start INPUT

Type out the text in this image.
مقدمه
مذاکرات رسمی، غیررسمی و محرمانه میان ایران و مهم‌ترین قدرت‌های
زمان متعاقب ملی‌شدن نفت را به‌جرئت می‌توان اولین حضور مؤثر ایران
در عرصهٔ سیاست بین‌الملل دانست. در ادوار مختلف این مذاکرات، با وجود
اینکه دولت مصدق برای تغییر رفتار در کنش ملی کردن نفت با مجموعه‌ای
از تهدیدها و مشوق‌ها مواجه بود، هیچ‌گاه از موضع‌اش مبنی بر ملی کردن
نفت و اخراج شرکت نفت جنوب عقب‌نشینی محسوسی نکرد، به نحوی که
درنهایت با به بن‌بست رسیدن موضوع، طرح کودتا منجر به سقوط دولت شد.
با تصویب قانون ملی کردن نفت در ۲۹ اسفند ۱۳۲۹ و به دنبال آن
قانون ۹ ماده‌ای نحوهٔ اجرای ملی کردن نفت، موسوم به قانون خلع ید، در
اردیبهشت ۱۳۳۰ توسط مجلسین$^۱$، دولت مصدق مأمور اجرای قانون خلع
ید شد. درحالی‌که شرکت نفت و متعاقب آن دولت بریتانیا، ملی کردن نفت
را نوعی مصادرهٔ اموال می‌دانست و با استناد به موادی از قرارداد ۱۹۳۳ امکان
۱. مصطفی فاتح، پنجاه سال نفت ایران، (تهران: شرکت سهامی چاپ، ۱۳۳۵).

end INPUT

WHAT YOU ARE ASKED TO DO
Reproduce the entries above in full, verbatim.

RESPONSE TO THE TASK
Type out the text in this image.
مقدمه
مذاکرات رسمی، غیررسمی و محرمانه میان ایران و مهم‌ترین قدرت‌های
زمان متعاقب ملی‌شدن نفت را به‌جرئت می‌توان اولین حضور مؤثر ایران
در عرصهٔ سیاست بین‌الملل دانست. در ادوار مختلف این مذاکرات، با وجود
اینکه دولت مصدق برای تغییر رفتار در کنش ملی کردن نفت با مجموعه‌ای
از تهدیدها و مشوق‌ها مواجه بود، هیچ‌گاه از موضع‌اش مبنی بر ملی کردن
نفت و اخراج شرکت نفت جنوب عقب‌نشینی محسوسی نکرد، به نحوی که
درنهایت با به بن‌بست رسیدن موضوع، طرح کودتا منجر به سقوط دولت شد.
با تصویب قانون ملی کردن نفت در ۲۹ اسفند ۱۳۲۹ و به دنبال آن
قانون ۹ ماده‌ای نحوهٔ اجرای ملی کردن نفت، موسوم به قانون خلع ید، در
اردیبهشت ۱۳۳۰ توسط مجلسین$^۱$، دولت مصدق مأمور اجرای قانون خلع
ید شد. درحالی‌که شرکت نفت و متعاقب آن دولت بریتانیا، ملی کردن نفت
را نوعی مصادرهٔ اموال می‌دانست و با استناد به موادی از قرارداد ۱۹۳۳ امکان
۱. مصطفی فاتح، پنجاه سال نفت ایران، (تهران: شرکت سهامی چاپ، ۱۳۳۵).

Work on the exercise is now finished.